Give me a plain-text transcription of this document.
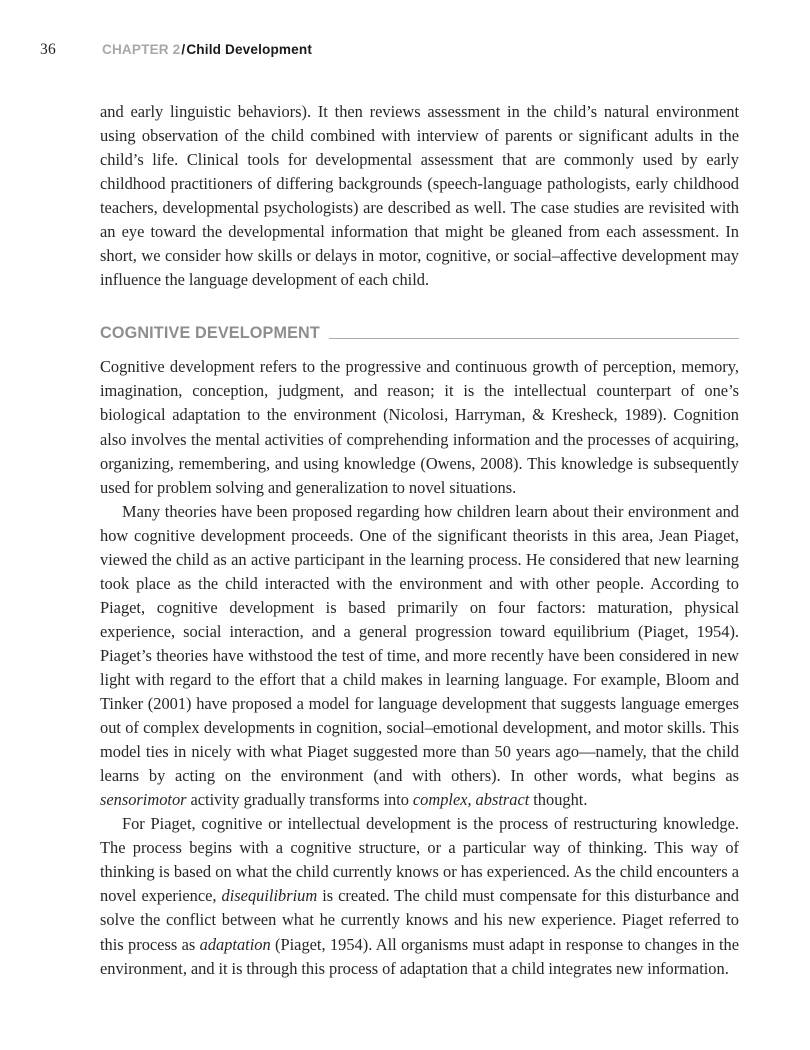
36	CHAPTER 2/Child Development

and early linguistic behaviors). It then reviews assessment in the child’s natural environment using observation of the child combined with interview of parents or significant adults in the child’s life. Clinical tools for developmental assessment that are commonly used by early childhood practitioners of differing backgrounds (speech-language pathologists, early childhood teachers, developmental psychologists) are described as well. The case studies are revisited with an eye toward the developmental information that might be gleaned from each assessment. In short, we consider how skills or delays in motor, cognitive, or social–affective development may influence the language development of each child.

COGNITIVE DEVELOPMENT

Cognitive development refers to the progressive and continuous growth of perception, memory, imagination, conception, judgment, and reason; it is the intellectual counterpart of one’s biological adaptation to the environment (Nicolosi, Harryman, & Kresheck, 1989). Cognition also involves the mental activities of comprehending information and the processes of acquiring, organizing, remembering, and using knowledge (Owens, 2008). This knowledge is subsequently used for problem solving and generalization to novel situations.

Many theories have been proposed regarding how children learn about their environment and how cognitive development proceeds. One of the significant theorists in this area, Jean Piaget, viewed the child as an active participant in the learning process. He considered that new learning took place as the child interacted with the environment and with other people. According to Piaget, cognitive development is based primarily on four factors: maturation, physical experience, social interaction, and a general progression toward equilibrium (Piaget, 1954). Piaget’s theories have withstood the test of time, and more recently have been considered in new light with regard to the effort that a child makes in learning language. For example, Bloom and Tinker (2001) have proposed a model for language development that suggests language emerges out of complex developments in cognition, social–emotional development, and motor skills. This model ties in nicely with what Piaget suggested more than 50 years ago—namely, that the child learns by acting on the environment (and with others). In other words, what begins as sensorimotor activity gradually transforms into complex, abstract thought.

For Piaget, cognitive or intellectual development is the process of restructuring knowledge. The process begins with a cognitive structure, or a particular way of thinking. This way of thinking is based on what the child currently knows or has experienced. As the child encounters a novel experience, disequilibrium is created. The child must compensate for this disturbance and solve the conflict between what he currently knows and his new experience. Piaget referred to this process as adaptation (Piaget, 1954). All organisms must adapt in response to changes in the environment, and it is through this process of adaptation that a child integrates new information.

━━━━━━━━━━

_Short task:_ Identify lines with the string "used". Copy each one.

_Complete output:_
and early linguistic behaviors). It then reviews assessment in the child’s natural environment using observation of the child combined with interview of parents or significant adults in the child’s life. Clinical tools for developmental assessment that are commonly used by early childhood practitioners of differing backgrounds (speech-language pathologists, early childhood teachers, developmental psychologists) are described as well. The case studies are revisited with an eye toward the developmental information that might be gleaned from each assessment. In short, we consider how skills or delays in motor, cognitive, or social–affective development may influence the language development of each child.
Cognitive development refers to the progressive and continuous growth of perception, memory, imagination, conception, judgment, and reason; it is the intellectual counterpart of one’s biological adaptation to the environment (Nicolosi, Harryman, & Kresheck, 1989). Cognition also involves the mental activities of comprehending information and the processes of acquiring, organizing, remembering, and using knowledge (Owens, 2008). This knowledge is subsequently used for problem solving and generalization to novel situations.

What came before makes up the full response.